[start]

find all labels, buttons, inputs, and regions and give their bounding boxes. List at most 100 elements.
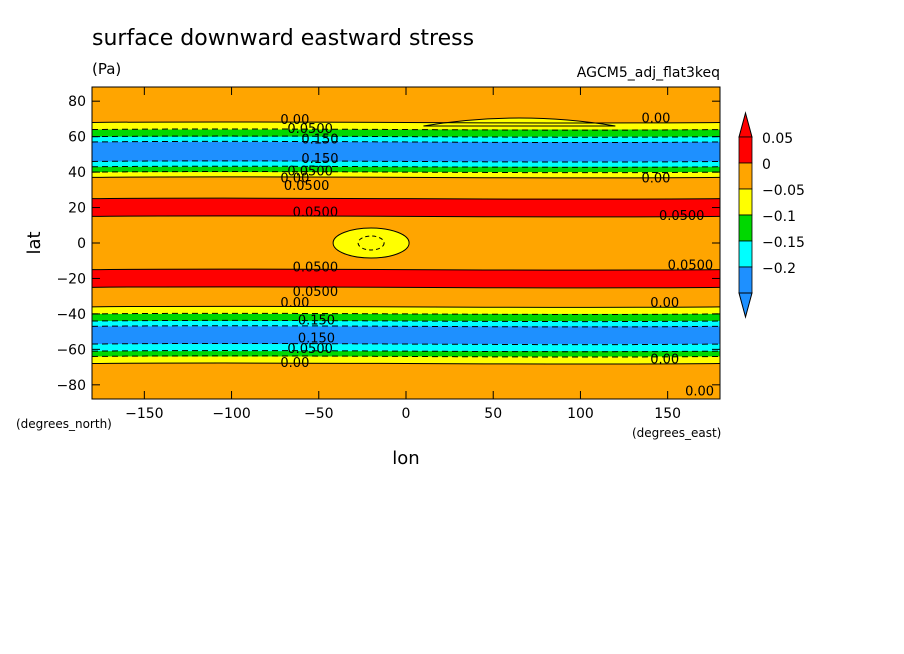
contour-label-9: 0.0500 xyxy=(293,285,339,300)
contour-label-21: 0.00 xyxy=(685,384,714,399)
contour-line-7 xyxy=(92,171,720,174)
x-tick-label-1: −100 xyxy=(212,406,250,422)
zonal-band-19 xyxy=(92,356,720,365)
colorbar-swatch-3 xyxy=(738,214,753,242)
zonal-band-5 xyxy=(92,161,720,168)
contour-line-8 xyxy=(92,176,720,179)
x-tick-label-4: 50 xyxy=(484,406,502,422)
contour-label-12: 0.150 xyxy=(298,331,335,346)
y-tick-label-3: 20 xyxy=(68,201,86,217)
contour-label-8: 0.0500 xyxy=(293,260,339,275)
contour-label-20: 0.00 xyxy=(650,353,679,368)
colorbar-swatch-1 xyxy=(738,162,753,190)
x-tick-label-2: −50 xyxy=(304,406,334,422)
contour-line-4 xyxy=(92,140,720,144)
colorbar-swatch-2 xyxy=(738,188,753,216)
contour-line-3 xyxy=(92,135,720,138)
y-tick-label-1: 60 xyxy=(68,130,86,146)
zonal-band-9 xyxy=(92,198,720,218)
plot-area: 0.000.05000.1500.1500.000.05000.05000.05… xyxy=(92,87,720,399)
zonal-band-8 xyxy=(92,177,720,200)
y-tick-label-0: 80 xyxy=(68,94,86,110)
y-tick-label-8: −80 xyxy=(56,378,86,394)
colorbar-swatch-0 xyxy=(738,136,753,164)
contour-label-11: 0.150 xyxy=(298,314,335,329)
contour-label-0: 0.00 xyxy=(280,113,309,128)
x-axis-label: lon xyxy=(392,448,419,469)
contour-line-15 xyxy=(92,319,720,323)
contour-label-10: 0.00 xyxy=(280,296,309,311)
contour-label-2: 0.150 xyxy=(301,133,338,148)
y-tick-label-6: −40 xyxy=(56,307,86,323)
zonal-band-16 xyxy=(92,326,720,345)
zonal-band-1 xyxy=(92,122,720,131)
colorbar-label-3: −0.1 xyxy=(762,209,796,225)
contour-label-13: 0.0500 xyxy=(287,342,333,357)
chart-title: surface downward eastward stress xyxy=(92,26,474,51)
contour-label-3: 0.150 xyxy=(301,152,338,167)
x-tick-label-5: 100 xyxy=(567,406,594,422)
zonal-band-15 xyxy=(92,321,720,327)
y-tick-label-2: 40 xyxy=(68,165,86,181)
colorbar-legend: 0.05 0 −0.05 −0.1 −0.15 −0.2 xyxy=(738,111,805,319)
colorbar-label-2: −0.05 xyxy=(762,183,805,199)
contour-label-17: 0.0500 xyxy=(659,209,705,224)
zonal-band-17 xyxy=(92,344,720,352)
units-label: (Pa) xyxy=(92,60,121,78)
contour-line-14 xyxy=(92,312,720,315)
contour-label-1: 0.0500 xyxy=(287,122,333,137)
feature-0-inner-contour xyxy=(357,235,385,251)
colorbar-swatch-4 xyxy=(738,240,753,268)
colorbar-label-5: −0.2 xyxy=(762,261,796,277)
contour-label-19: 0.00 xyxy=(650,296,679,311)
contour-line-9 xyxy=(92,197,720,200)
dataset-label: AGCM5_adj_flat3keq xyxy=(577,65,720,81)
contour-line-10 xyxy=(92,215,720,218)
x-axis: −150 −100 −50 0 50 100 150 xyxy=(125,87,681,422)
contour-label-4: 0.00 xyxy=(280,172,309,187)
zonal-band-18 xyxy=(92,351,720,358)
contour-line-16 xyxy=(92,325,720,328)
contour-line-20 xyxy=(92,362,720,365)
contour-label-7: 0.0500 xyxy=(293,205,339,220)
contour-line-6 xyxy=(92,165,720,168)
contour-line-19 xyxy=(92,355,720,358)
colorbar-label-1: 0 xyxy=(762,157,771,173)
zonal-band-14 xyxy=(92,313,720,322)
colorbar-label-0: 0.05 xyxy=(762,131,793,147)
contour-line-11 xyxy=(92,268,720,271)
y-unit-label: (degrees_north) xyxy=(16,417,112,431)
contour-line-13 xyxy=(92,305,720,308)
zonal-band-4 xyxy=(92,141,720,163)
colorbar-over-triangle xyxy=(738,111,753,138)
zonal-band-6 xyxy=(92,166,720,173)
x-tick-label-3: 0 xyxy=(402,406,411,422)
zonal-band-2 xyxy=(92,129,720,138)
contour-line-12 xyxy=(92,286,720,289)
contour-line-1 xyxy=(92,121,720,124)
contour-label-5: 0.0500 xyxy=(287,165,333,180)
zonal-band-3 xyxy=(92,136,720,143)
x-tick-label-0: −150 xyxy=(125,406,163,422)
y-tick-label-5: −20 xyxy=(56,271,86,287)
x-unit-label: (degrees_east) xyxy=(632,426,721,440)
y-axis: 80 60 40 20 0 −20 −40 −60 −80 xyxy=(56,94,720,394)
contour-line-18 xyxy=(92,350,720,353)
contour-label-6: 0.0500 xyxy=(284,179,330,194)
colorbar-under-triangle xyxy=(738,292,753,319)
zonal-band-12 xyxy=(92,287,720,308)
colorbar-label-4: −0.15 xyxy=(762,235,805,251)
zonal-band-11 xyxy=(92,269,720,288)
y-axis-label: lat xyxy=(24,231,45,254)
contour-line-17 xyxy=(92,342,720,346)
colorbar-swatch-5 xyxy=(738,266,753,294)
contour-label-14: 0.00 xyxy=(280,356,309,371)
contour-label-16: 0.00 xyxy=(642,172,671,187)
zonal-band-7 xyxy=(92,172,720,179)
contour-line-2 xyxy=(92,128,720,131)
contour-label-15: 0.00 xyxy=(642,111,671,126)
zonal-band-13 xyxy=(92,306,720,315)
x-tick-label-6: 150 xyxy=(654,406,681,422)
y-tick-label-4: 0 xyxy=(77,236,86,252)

[end]
[start]

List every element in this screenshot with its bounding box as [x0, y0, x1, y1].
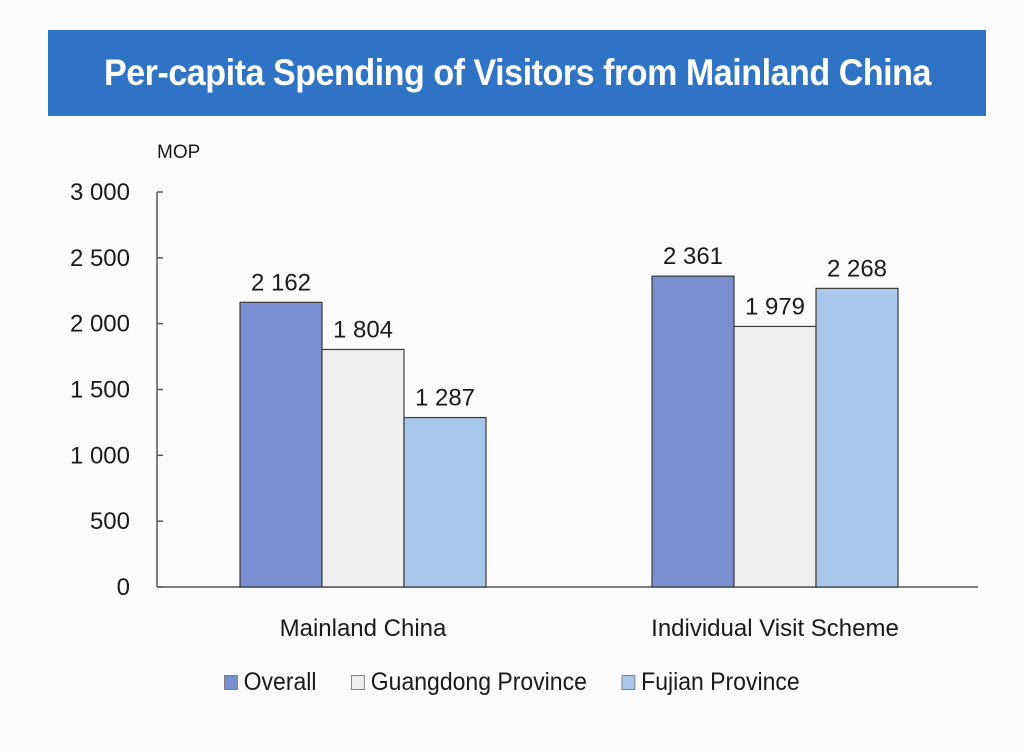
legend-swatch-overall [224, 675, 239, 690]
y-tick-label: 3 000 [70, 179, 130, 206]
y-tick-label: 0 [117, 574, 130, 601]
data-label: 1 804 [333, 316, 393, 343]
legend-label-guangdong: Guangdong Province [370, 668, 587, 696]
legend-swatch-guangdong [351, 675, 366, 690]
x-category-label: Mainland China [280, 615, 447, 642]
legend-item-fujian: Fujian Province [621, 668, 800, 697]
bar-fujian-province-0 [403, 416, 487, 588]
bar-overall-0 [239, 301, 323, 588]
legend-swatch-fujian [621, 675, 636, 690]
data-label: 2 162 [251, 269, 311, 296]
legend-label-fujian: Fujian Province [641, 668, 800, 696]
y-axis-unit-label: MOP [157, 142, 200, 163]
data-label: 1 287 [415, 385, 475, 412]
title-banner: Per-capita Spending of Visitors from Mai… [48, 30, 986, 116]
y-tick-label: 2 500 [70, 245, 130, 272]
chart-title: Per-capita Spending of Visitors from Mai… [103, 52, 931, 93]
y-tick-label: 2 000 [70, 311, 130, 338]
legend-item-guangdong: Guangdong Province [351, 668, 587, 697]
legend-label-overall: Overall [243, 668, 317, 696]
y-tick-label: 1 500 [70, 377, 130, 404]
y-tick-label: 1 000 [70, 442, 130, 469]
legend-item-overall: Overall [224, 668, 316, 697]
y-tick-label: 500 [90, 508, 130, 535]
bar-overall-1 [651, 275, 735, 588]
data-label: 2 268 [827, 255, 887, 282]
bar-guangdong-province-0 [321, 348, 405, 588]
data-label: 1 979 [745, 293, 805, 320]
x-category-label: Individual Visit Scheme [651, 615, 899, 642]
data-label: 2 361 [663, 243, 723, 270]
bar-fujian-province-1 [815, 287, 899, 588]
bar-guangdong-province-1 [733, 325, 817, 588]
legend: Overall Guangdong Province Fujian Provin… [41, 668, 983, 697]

[end]
[start]

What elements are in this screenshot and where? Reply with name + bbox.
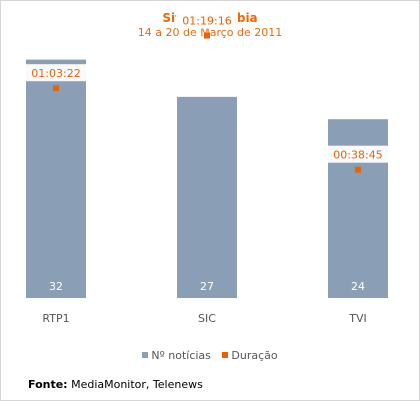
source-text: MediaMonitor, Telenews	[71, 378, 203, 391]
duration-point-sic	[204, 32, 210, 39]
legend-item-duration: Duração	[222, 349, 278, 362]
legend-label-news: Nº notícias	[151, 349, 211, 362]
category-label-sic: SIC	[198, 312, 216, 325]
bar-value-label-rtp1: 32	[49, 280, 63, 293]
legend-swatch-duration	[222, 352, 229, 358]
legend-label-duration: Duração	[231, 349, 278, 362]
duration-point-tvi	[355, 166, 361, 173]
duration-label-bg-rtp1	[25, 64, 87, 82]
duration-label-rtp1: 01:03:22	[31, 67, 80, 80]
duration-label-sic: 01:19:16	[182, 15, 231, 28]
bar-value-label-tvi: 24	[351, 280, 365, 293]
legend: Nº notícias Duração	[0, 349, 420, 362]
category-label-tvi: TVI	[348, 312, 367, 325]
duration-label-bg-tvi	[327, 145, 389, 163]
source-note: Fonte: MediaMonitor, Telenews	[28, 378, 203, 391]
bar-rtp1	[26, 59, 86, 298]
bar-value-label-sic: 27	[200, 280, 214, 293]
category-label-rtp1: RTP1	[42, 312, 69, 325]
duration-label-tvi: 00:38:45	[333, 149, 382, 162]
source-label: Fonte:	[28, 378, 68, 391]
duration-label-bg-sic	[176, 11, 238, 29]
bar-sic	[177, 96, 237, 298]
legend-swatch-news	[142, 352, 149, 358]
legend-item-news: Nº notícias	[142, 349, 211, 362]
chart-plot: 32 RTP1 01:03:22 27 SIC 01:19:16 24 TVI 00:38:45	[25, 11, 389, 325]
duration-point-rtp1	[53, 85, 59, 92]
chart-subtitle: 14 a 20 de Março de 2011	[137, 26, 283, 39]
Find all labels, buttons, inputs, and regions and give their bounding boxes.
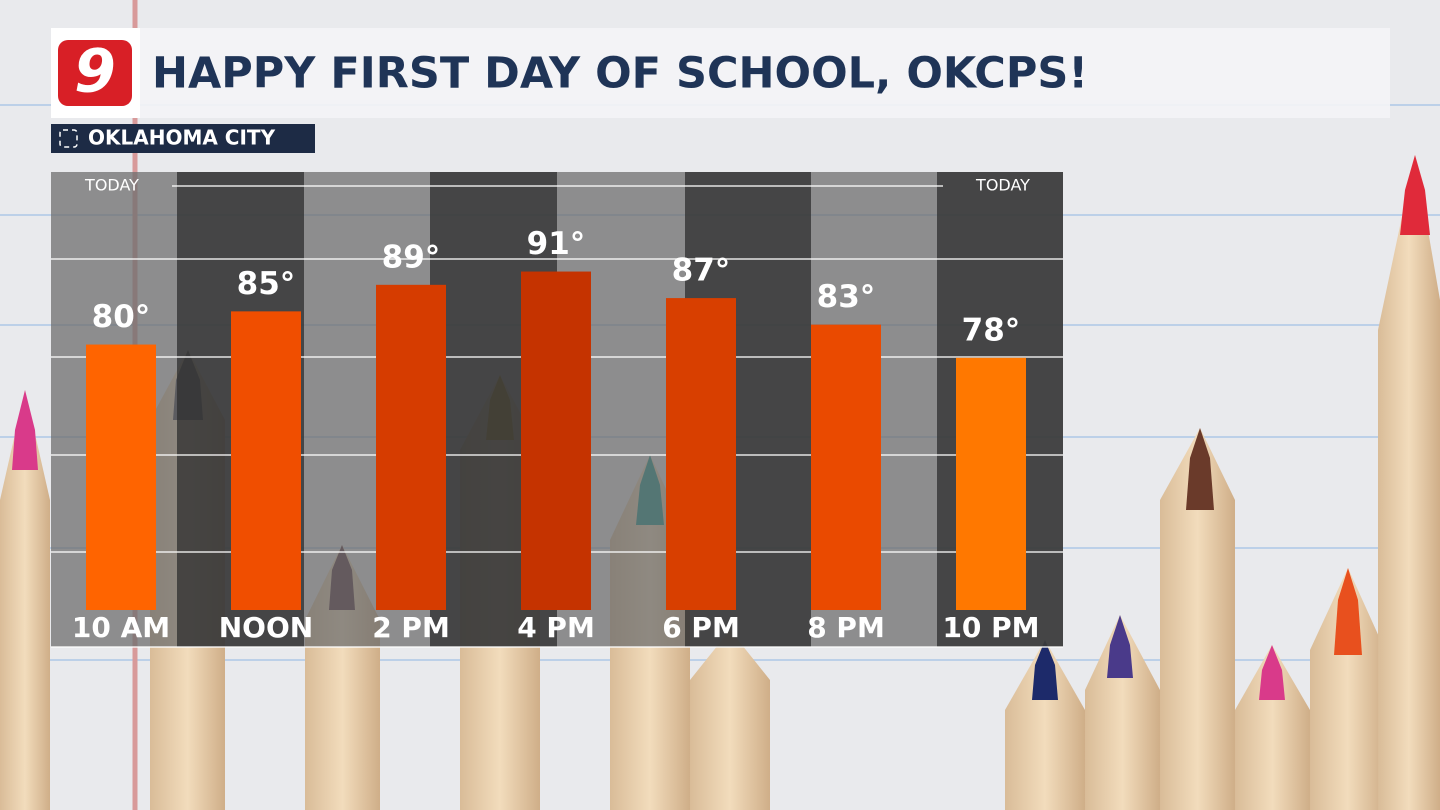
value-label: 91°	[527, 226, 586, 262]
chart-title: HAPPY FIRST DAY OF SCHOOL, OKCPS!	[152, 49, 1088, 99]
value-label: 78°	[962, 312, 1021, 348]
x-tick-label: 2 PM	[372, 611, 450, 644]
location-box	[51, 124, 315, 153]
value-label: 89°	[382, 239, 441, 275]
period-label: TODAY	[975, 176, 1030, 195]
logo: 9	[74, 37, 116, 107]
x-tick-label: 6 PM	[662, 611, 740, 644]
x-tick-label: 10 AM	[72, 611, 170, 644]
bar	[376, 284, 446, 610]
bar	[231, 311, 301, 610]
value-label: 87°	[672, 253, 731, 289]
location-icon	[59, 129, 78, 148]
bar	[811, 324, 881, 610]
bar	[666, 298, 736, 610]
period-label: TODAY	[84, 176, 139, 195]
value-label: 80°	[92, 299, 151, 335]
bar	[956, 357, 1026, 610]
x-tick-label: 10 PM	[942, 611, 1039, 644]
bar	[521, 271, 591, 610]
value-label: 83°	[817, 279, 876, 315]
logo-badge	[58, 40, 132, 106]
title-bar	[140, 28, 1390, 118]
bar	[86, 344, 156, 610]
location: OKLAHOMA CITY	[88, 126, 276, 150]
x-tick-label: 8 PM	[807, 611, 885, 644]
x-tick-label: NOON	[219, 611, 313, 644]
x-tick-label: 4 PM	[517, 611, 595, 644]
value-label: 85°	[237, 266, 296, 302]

[end]

▸ Stated problem
Copy every line of the listing, unchanged, from the line containing "226, 586, 262]" down to the line containing "176, 1030, 195]", including both of those lines.

▸ Written answer
value-label: 91°	[527, 226, 586, 262]
chart-title: HAPPY FIRST DAY OF SCHOOL, OKCPS!	[152, 49, 1088, 99]
value-label: 78°	[962, 312, 1021, 348]
x-tick-label: 2 PM	[372, 611, 450, 644]
location-box	[51, 124, 315, 153]
value-label: 89°	[382, 239, 441, 275]
period-label: TODAY	[975, 176, 1030, 195]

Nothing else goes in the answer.